We Sat Down With WILDEBEEST Founder Curtis: The Story, The Standard, and Why Copy Paste Marketing Has to Die
This deserves airtime: social media marketing has become dull.
And it’s not because the industry is full of untalented people. It’s worse than that. It’s full of capable people who have been trained to play it safe. Complacency. Laziness. Templates. Rinse. Repeat.
So we sat down with WILDEBEEST founder Curtis, East London born and formerly Head of Marketing at Cubitt House, to talk about where WILDEBEEST came from, what it stands for, and why the work has to have more bite than what we’re seeing right now.
First things first. Who are you, and what is WILDEBEEST?
I’m Curtis. I built my career inside content, sales and marketing, learning the craft the proper way. I spent time at Cubitt House as Head of Marketing, which means I’ve been on the inside of what it actually takes to build a brand, keep it consistent, grow it, and make it matter.
WILDEBEEST is my answer to the dullness. It’s a creative studio and media house based in East London. We do branding and identity, film and video production, photography, design, content, digital. The full picture.
But the real point is this: the brand has to speak. It can’t just appear. It can’t just post. It has to say something, look like something, and feel like something. Otherwise, it’s kinda irrelevant, right?
You sound like you’re mad at the industry. Why?
Because I am. Honestly. Some days it’s boring. Some days it’s infuriating.
I’ll scroll and see the same edit, the same caption structure, the same recycled idea, the same “agency humour”, the same trend repackaged as “strategy”. Everybody’s chasing the same version of traction. Not because it’s right for their brand, but because it’s what the internet is rewarding this week.
And I’m not blaming individuals. There are insanely talented people out there. But people get complacent. They get busy. They get tired. They default to what’s quick, what’s safe, what’s proven.

(Task set)
a - Reproduce the interview between "And I’m not" and "safe, what’s proven.", inclusive, swapping "insanely" for "seriously".
b - Carry on the interview with the WILDEBEEST founder, picking up right after its last line.
The material that comes next is separate from the interview.

(Data excerpts)
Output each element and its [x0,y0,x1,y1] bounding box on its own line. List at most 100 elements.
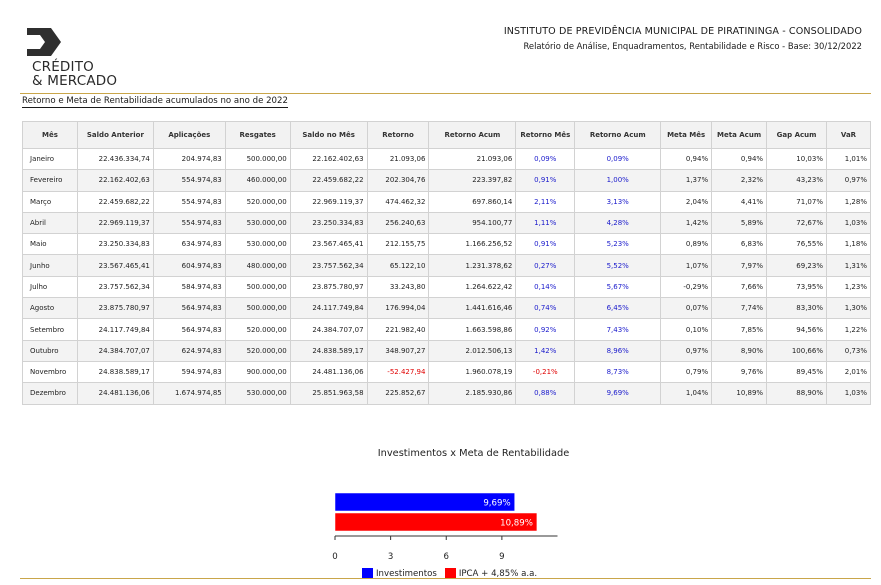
table-cell: 2,32% [711,169,768,192]
table-cell: 500.000,00 [224,297,291,320]
col-header: Gap Acum [766,121,827,149]
table-cell: 0,88% [515,382,576,405]
table-cell: 8,96% [574,339,662,362]
table-cell: 7,74% [711,297,768,320]
col-header: Retorno Acum [428,121,517,149]
table-cell: 0,97% [826,169,871,192]
table-cell: 22.162.402,63 [76,169,154,192]
col-header: Meta Mês [660,121,713,149]
table-cell: 624.974,83 [152,339,226,362]
table-cell: 88,90% [766,382,827,405]
col-header: Saldo no Mês [289,121,368,149]
table-cell: 554.974,83 [152,211,226,235]
table-cell: 1,04% [660,382,713,405]
table-cell: 22.969.119,37 [76,211,154,235]
chart-title: Investimentos x Meta de Rentabilidade [0,448,881,459]
table-cell: 1.231.378,62 [428,254,517,277]
institution-title: INSTITUTO DE PREVIDÊNCIA MUNICIPAL DE PI… [503,26,862,37]
table-cell: 5,52% [574,254,662,277]
table-cell: Janeiro [22,147,78,171]
table-cell: 25.851.963,58 [289,382,368,405]
bar-1 [334,512,538,532]
table-cell: 530.000,00 [224,211,291,235]
report-subtitle: Relatório de Análise, Enquadramentos, Re… [523,41,862,51]
table-cell: 0,74% [515,297,576,320]
table-body: Janeiro 22.436.334,74 204.974,83 500.000,00… [22,147,871,405]
table-cell: 0,97% [660,339,713,362]
table-cell: 23.567.465,41 [289,233,368,256]
table-cell: 6,83% [711,233,768,256]
table-cell: 1.674.974,85 [152,382,226,405]
col-header: Aplicações [152,121,226,149]
table-row: Junho 23.567.465,41 604.974,83 480.000,00 23… [22,254,871,277]
table-cell: Abril [22,211,78,235]
table-cell: 24.481.136,06 [76,382,154,405]
x-tick-label: 9 [499,552,504,562]
x-tick-label: 3 [388,552,393,562]
logo-mark-icon [27,28,61,56]
table-cell: 1,42% [660,211,713,235]
table-cell: 7,66% [711,275,768,299]
table-cell: 24.838.589,17 [76,360,154,384]
table-cell: 7,97% [711,254,768,277]
table-cell: 564.974,83 [152,297,226,320]
table-cell: 460.000,00 [224,169,291,192]
table-cell: 1,07% [660,254,713,277]
table-cell: 480.000,00 [224,254,291,277]
table-cell: 1,31% [826,254,871,277]
col-header: Meta Acum [711,121,768,149]
legend-swatch [362,568,373,579]
section-title: Retorno e Meta de Rentabilidade acumulad… [22,96,288,108]
table-cell: 9,69% [574,382,662,405]
footer-divider [20,578,871,579]
table-cell: 72,67% [766,211,827,235]
table-cell: 100,66% [766,339,827,362]
table-cell: 8,90% [711,339,768,362]
x-tick-label: 0 [332,552,337,562]
table-cell: 554.974,83 [152,190,226,213]
table-cell: 0,91% [515,169,576,192]
table-cell: 554.974,83 [152,169,226,192]
table-header-row: Mês Saldo Anterior Aplicações Resgates S… [22,121,871,149]
table-cell: 23.250.334,83 [289,211,368,235]
credito-mercado-logo: CRÉDITO & MERCADO [24,26,144,92]
logo-text: CRÉDITO & MERCADO [32,60,117,88]
table-row: Setembro 24.117.749,84 564.974,83 520.000,0… [22,318,871,341]
table-cell: 83,30% [766,297,827,320]
legend-item-investimentos: Investimentos [362,568,437,579]
table-row: Abril 22.969.119,37 554.974,83 530.000,00 23… [22,211,871,235]
col-header: Retorno Mês [515,121,576,149]
table-cell: 69,23% [766,254,827,277]
header-divider [20,93,871,94]
x-tick-label: 6 [444,552,449,562]
table-cell: 5,89% [711,211,768,235]
bar-label-0: 9,69% [483,499,510,509]
table-cell: 176.994,04 [366,297,430,320]
legend-label: Investimentos [376,568,437,579]
legend-item-ipca: IPCA + 4,85% a.a. [444,568,538,579]
chart-title-text: Investimentos x Meta de Rentabilidade [377,448,570,459]
table-cell: 0,09% [515,147,576,171]
table-cell: 223.397,82 [428,169,517,192]
table-cell: 24.117.749,84 [289,297,368,320]
bar-label-1: 10,89% [500,519,533,529]
legend-label: IPCA + 4,85% a.a. [458,568,538,579]
chart-legend: Investimentos IPCA + 4,85% a.a. [362,568,545,579]
col-header: Saldo Anterior [76,121,154,149]
col-header: Resgates [224,121,291,149]
table-cell: Dezembro [22,382,78,405]
table-row: Julho 23.757.562,34 584.974,83 500.000,00 23… [22,275,871,299]
table-row: Março 22.459.682,22 554.974,83 520.000,00 22… [22,190,871,213]
table-cell: 2.185.930,86 [428,382,517,405]
returns-table: Mês Saldo Anterior Aplicações Resgates S… [22,121,871,405]
table-cell: 24.384.707,07 [76,339,154,362]
logo-line1: CRÉDITO [32,59,94,75]
legend-swatch [444,568,456,579]
table-cell: Setembro [22,318,78,341]
table-cell: 348.907,27 [366,339,430,362]
table-cell: 43,23% [766,169,827,192]
table-row: Maio 23.250.334,83 634.974,83 530.000,00 23.… [22,233,871,256]
table-cell: 256.240,63 [366,211,430,235]
table-cell: Fevereiro [22,169,78,192]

(Responses in order)
a -
And I’m not blaming individuals. There are seriously talented people out there. But people get complacent. They get busy. They get tired. They default to what’s quick, what’s safe, what’s proven.

b -
The problem is, when everyone is doing the same thing, the work stops having soul. It stops having identity. It stops being memorable. Brands lose their spine.
But you still care about performance, right? It’s not just “art for art’s sake”.
Of course. The work has a job.
Traction matters. Engagement matters. Visibility matters. Making money matters. If you’re a business, you don’t exist to collect compliments. You exist to grow. But the lie is that performance and identity are opposites. They’re not.
The best work is the work that performs because it’s true. Because it looks right. Because it’s unmistakable. Because it’s not trying to be everyone else.
So what does “standard” actually mean to you?
It means we don’t throw content into the world just to feed the machine. We don’t post for the sake of posting. We don’t make visuals that look like they came out of a starter pack.
Standard means taste. It means restraint. It means detail. It means the identity holds up. The typography makes sense. The colour choice makes sense. The story makes sense. The video has rhythm. The edit has intention. The sound matters. The shot matters.
And it means we care about the human side too. Communication. Clarity. Service. You’re not a ticket number. You’re not “a client”. You’re a person trying to build something. You should feel supported, not sold to.
Where did WILDEBEEST come from? Why that name?
WILDEBEEST has been in my head for years. Not as a gimmick. As a feeling.
It’s an animal that moves with force and purpose. It looks chaotic from the outside, but there’s intelligence in it. It’s not random. It’s instinct with direction.
That’s the part people miss. People hear “wild” and think it means messy. For me, wild is controlled energy. Creative power with a backbone. Freedom, but not nonsense.
Also, the herd matters. When the job needs scale, you bring the right people in. Not a bloated agency. Not a random pile of freelancers. A pack. The right minds, pulled in at the right time, for the right job.
That’s the culture I want. Stronger together. No ego. No pretending.
You’ve spoken before about needing to step away from the industry. What happened?
I hit a point where I knew I was capable of more, but I couldn’t get there in the environment I was in. Not because Cubitt House was bad. Because corporate can slowly drain you. You’re constantly battling. Constantly justifying. Constantly trying to keep the soul intact while the machine keeps moving.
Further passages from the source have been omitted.